Data provided
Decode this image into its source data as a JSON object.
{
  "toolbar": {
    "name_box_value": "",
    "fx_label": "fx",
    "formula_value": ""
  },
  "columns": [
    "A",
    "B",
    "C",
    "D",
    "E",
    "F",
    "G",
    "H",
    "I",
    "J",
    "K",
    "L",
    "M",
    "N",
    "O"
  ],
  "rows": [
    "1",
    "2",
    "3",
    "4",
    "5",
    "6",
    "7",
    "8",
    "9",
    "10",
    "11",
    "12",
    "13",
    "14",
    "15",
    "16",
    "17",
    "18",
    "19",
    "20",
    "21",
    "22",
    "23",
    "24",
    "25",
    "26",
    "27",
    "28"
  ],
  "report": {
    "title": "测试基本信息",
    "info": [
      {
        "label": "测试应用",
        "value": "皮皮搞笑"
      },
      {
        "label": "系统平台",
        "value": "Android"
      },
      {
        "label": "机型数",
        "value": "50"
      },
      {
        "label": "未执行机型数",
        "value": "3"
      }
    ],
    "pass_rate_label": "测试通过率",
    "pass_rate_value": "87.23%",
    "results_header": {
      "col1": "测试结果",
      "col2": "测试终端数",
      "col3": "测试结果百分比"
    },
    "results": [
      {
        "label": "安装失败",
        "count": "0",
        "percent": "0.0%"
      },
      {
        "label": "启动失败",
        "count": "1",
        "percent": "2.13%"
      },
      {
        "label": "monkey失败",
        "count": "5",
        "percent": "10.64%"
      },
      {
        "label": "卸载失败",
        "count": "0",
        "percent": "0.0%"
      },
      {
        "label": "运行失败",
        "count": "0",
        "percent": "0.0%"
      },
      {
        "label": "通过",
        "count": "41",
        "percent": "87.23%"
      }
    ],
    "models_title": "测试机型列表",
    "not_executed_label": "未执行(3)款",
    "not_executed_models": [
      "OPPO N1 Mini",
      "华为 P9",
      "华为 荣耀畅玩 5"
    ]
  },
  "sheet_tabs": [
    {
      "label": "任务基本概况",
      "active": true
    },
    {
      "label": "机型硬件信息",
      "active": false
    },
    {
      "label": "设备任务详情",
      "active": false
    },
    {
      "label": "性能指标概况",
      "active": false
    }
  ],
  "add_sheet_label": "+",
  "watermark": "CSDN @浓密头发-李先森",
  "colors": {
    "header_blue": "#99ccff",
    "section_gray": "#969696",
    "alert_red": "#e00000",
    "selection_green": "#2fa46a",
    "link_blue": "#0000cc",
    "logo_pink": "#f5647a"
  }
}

Task to carry out
Set down the material above again, word for word.

Right answer
Decode this image into its source data as a JSON object.
{
  "toolbar": {
    "name_box_value": "",
    "fx_label": "fx",
    "formula_value": ""
  },
  "columns": [
    "A",
    "B",
    "C",
    "D",
    "E",
    "F",
    "G",
    "H",
    "I",
    "J",
    "K",
    "L",
    "M",
    "N",
    "O"
  ],
  "rows": [
    "1",
    "2",
    "3",
    "4",
    "5",
    "6",
    "7",
    "8",
    "9",
    "10",
    "11",
    "12",
    "13",
    "14",
    "15",
    "16",
    "17",
    "18",
    "19",
    "20",
    "21",
    "22",
    "23",
    "24",
    "25",
    "26",
    "27",
    "28"
  ],
  "report": {
    "title": "测试基本信息",
    "info": [
      {
        "label": "测试应用",
        "value": "皮皮搞笑"
      },
      {
        "label": "系统平台",
        "value": "Android"
      },
      {
        "label": "机型数",
        "value": "50"
      },
      {
        "label": "未执行机型数",
        "value": "3"
      }
    ],
    "pass_rate_label": "测试通过率",
    "pass_rate_value": "87.23%",
    "results_header": {
      "col1": "测试结果",
      "col2": "测试终端数",
      "col3": "测试结果百分比"
    },
    "results": [
      {
        "label": "安装失败",
        "count": "0",
        "percent": "0.0%"
      },
      {
        "label": "启动失败",
        "count": "1",
        "percent": "2.13%"
      },
      {
        "label": "monkey失败",
        "count": "5",
        "percent": "10.64%"
      },
      {
        "label": "卸载失败",
        "count": "0",
        "percent": "0.0%"
      },
      {
        "label": "运行失败",
        "count": "0",
        "percent": "0.0%"
      },
      {
        "label": "通过",
        "count": "41",
        "percent": "87.23%"
      }
    ],
    "models_title": "测试机型列表",
    "not_executed_label": "未执行(3)款",
    "not_executed_models": [
      "OPPO N1 Mini",
      "华为 P9",
      "华为 荣耀畅玩 5"
    ]
  },
  "sheet_tabs": [
    {
      "label": "任务基本概况",
      "active": true
    },
    {
      "label": "机型硬件信息",
      "active": false
    },
    {
      "label": "设备任务详情",
      "active": false
    },
    {
      "label": "性能指标概况",
      "active": false
    }
  ],
  "add_sheet_label": "+",
  "watermark": "CSDN @浓密头发-李先森",
  "colors": {
    "header_blue": "#99ccff",
    "section_gray": "#969696",
    "alert_red": "#e00000",
    "selection_green": "#2fa46a",
    "link_blue": "#0000cc",
    "logo_pink": "#f5647a"
  }
}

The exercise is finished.